### Aim
Return all of the data exactly as written, without the pictures.

Stored data

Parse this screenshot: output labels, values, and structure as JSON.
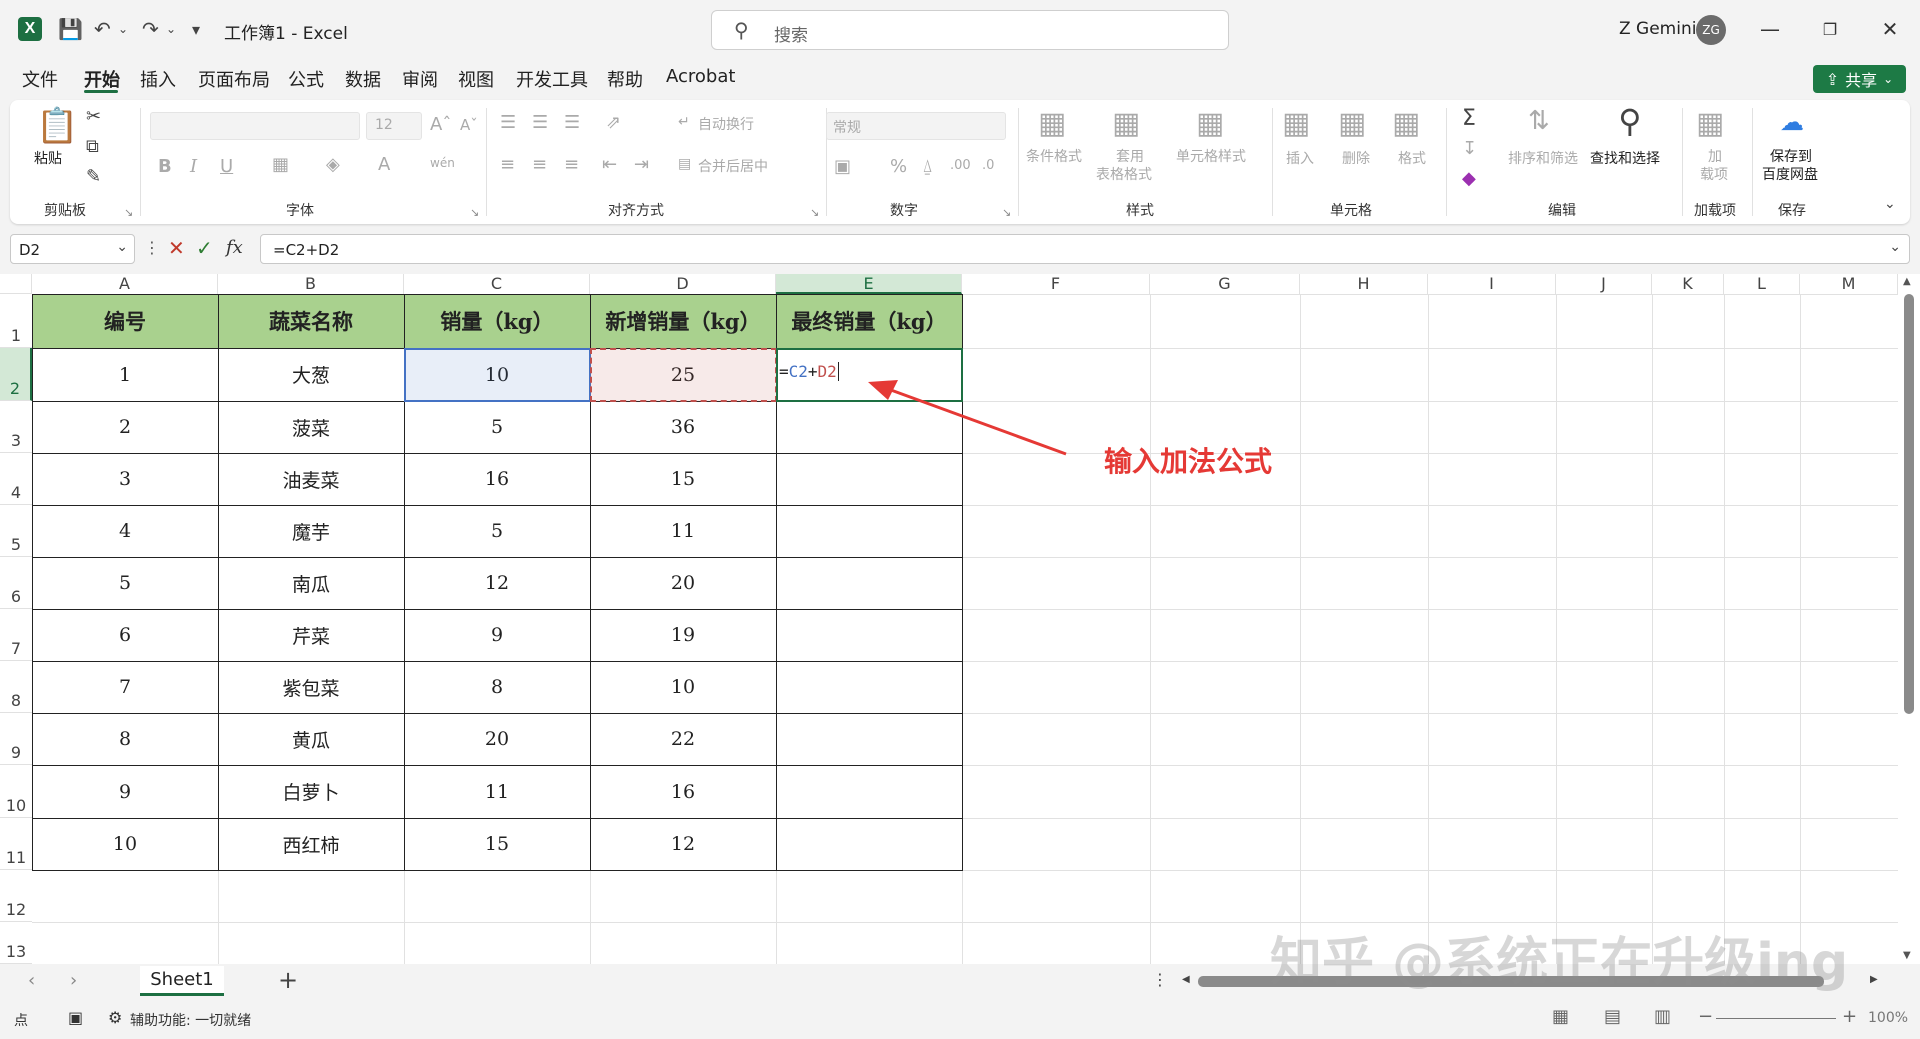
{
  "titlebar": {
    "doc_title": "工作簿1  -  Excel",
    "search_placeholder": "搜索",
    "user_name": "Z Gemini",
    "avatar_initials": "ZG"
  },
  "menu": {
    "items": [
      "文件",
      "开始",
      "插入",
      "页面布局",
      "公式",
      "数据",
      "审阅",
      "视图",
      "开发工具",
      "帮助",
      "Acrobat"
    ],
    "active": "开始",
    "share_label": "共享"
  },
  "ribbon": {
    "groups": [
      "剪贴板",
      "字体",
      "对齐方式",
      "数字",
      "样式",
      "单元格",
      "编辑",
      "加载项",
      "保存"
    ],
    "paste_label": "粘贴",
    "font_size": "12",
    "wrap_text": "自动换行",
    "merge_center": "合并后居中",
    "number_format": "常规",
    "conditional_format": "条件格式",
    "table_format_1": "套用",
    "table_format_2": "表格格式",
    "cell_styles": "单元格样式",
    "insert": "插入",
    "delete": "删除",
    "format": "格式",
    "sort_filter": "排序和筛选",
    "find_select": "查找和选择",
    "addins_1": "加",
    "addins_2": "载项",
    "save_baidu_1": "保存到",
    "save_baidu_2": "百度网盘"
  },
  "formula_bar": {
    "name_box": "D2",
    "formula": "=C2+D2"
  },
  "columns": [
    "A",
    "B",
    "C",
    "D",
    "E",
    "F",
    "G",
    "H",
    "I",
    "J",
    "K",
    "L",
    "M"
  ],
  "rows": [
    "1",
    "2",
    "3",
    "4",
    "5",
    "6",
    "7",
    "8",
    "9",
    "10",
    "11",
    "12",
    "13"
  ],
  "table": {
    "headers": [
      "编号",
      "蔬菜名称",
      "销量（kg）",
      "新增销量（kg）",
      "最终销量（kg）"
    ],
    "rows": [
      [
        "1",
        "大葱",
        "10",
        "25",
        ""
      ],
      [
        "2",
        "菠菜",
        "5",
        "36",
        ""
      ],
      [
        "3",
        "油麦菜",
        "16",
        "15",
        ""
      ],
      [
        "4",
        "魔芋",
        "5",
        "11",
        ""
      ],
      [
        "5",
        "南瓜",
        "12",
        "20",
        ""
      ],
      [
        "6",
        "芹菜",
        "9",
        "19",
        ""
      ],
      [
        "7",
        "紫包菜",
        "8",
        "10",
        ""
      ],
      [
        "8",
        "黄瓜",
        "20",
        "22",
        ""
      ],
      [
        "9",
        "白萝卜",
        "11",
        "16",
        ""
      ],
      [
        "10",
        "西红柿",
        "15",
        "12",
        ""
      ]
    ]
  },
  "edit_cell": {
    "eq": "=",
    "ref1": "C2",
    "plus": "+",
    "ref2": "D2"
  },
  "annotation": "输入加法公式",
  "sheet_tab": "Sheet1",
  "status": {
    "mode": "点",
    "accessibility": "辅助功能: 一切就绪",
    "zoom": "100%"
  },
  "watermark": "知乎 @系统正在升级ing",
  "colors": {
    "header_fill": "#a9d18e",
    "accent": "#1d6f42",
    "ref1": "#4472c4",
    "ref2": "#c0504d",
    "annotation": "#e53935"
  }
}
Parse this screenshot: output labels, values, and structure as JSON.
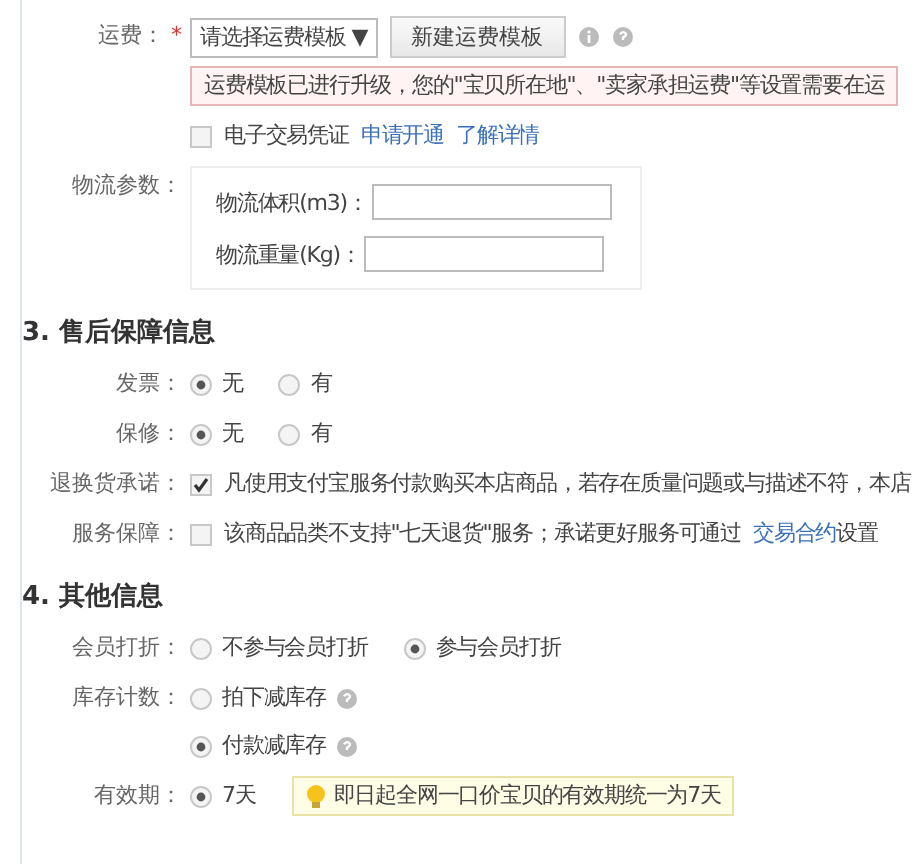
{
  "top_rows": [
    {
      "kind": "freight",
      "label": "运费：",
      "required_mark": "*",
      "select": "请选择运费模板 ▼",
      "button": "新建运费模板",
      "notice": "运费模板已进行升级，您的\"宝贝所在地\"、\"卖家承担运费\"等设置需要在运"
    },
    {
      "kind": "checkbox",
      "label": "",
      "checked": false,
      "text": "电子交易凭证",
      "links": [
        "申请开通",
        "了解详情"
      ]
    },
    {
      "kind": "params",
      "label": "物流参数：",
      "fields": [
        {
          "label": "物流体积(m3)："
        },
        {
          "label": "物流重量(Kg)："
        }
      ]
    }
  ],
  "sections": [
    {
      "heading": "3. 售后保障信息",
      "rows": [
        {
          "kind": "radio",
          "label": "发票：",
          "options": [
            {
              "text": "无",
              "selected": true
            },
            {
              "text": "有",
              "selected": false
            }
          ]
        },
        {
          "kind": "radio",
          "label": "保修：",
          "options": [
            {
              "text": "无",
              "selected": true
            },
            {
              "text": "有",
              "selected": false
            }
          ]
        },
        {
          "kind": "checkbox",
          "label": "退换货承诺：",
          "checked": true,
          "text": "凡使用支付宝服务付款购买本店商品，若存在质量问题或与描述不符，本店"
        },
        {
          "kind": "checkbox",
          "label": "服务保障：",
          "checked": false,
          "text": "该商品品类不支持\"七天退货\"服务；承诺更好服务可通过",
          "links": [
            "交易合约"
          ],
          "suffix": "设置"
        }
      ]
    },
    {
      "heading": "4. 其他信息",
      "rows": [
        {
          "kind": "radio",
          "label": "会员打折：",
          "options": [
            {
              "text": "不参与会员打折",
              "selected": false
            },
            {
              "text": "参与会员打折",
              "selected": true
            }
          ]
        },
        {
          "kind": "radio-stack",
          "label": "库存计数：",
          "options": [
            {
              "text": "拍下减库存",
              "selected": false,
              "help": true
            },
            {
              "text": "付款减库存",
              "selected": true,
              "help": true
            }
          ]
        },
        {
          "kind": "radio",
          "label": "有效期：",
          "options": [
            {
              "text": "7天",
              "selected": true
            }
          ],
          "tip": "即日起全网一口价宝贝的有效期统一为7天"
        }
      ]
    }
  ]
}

### The completed task
Parse this screenshot: output labels, values, and structure as JSON.
{
  "titlebar": {
    "doc_title": "工作簿1  -  Excel",
    "search_placeholder": "搜索",
    "user_name": "Z Gemini",
    "avatar_initials": "ZG"
  },
  "menu": {
    "items": [
      "文件",
      "开始",
      "插入",
      "页面布局",
      "公式",
      "数据",
      "审阅",
      "视图",
      "开发工具",
      "帮助",
      "Acrobat"
    ],
    "active": "开始",
    "share_label": "共享"
  },
  "ribbon": {
    "groups": [
      "剪贴板",
      "字体",
      "对齐方式",
      "数字",
      "样式",
      "单元格",
      "编辑",
      "加载项",
      "保存"
    ],
    "paste_label": "粘贴",
    "font_size": "12",
    "wrap_text": "自动换行",
    "merge_center": "合并后居中",
    "number_format": "常规",
    "conditional_format": "条件格式",
    "table_format_1": "套用",
    "table_format_2": "表格格式",
    "cell_styles": "单元格样式",
    "insert": "插入",
    "delete": "删除",
    "format": "格式",
    "sort_filter": "排序和筛选",
    "find_select": "查找和选择",
    "addins_1": "加",
    "addins_2": "载项",
    "save_baidu_1": "保存到",
    "save_baidu_2": "百度网盘"
  },
  "formula_bar": {
    "name_box": "D2",
    "formula": "=C2+D2"
  },
  "columns": [
    "A",
    "B",
    "C",
    "D",
    "E",
    "F",
    "G",
    "H",
    "I",
    "J",
    "K",
    "L",
    "M"
  ],
  "rows": [
    "1",
    "2",
    "3",
    "4",
    "5",
    "6",
    "7",
    "8",
    "9",
    "10",
    "11",
    "12",
    "13"
  ],
  "table": {
    "headers": [
      "编号",
      "蔬菜名称",
      "销量（kg）",
      "新增销量（kg）",
      "最终销量（kg）"
    ],
    "rows": [
      [
        "1",
        "大葱",
        "10",
        "25",
        ""
      ],
      [
        "2",
        "菠菜",
        "5",
        "36",
        ""
      ],
      [
        "3",
        "油麦菜",
        "16",
        "15",
        ""
      ],
      [
        "4",
        "魔芋",
        "5",
        "11",
        ""
      ],
      [
        "5",
        "南瓜",
        "12",
        "20",
        ""
      ],
      [
        "6",
        "芹菜",
        "9",
        "19",
        ""
      ],
      [
        "7",
        "紫包菜",
        "8",
        "10",
        ""
      ],
      [
        "8",
        "黄瓜",
        "20",
        "22",
        ""
      ],
      [
        "9",
        "白萝卜",
        "11",
        "16",
        ""
      ],
      [
        "10",
        "西红柿",
        "15",
        "12",
        ""
      ]
    ]
  },
  "edit_cell": {
    "eq": "=",
    "ref1": "C2",
    "plus": "+",
    "ref2": "D2"
  },
  "annotation": "输入加法公式",
  "sheet_tab": "Sheet1",
  "status": {
    "mode": "点",
    "accessibility": "辅助功能: 一切就绪",
    "zoom": "100%"
  },
  "watermark": "知乎 @系统正在升级ing",
  "colors": {
    "header_fill": "#a9d18e",
    "accent": "#1d6f42",
    "ref1": "#4472c4",
    "ref2": "#c0504d",
    "annotation": "#e53935"
  }
}
Parse this screenshot: output labels, values, and structure as JSON.
{
  "top_rows": [
    {
      "kind": "freight",
      "label": "运费：",
      "required_mark": "*",
      "select": "请选择运费模板 ▼",
      "button": "新建运费模板",
      "notice": "运费模板已进行升级，您的\"宝贝所在地\"、\"卖家承担运费\"等设置需要在运"
    },
    {
      "kind": "checkbox",
      "label": "",
      "checked": false,
      "text": "电子交易凭证",
      "links": [
        "申请开通",
        "了解详情"
      ]
    },
    {
      "kind": "params",
      "label": "物流参数：",
      "fields": [
        {
          "label": "物流体积(m3)："
        },
        {
          "label": "物流重量(Kg)："
        }
      ]
    }
  ],
  "sections": [
    {
      "heading": "3. 售后保障信息",
      "rows": [
        {
          "kind": "radio",
          "label": "发票：",
          "options": [
            {
              "text": "无",
              "selected": true
            },
            {
              "text": "有",
              "selected": false
            }
          ]
        },
        {
          "kind": "radio",
          "label": "保修：",
          "options": [
            {
              "text": "无",
              "selected": true
            },
            {
              "text": "有",
              "selected": false
            }
          ]
        },
        {
          "kind": "checkbox",
          "label": "退换货承诺：",
          "checked": true,
          "text": "凡使用支付宝服务付款购买本店商品，若存在质量问题或与描述不符，本店"
        },
        {
          "kind": "checkbox",
          "label": "服务保障：",
          "checked": false,
          "text": "该商品品类不支持\"七天退货\"服务；承诺更好服务可通过",
          "links": [
            "交易合约"
          ],
          "suffix": "设置"
        }
      ]
    },
    {
      "heading": "4. 其他信息",
      "rows": [
        {
          "kind": "radio",
          "label": "会员打折：",
          "options": [
            {
              "text": "不参与会员打折",
              "selected": false
            },
            {
              "text": "参与会员打折",
              "selected": true
            }
          ]
        },
        {
          "kind": "radio-stack",
          "label": "库存计数：",
          "options": [
            {
              "text": "拍下减库存",
              "selected": false,
              "help": true
            },
            {
              "text": "付款减库存",
              "selected": true,
              "help": true
            }
          ]
        },
        {
          "kind": "radio",
          "label": "有效期：",
          "options": [
            {
              "text": "7天",
              "selected": true
            }
          ],
          "tip": "即日起全网一口价宝贝的有效期统一为7天"
        }
      ]
    }
  ]
}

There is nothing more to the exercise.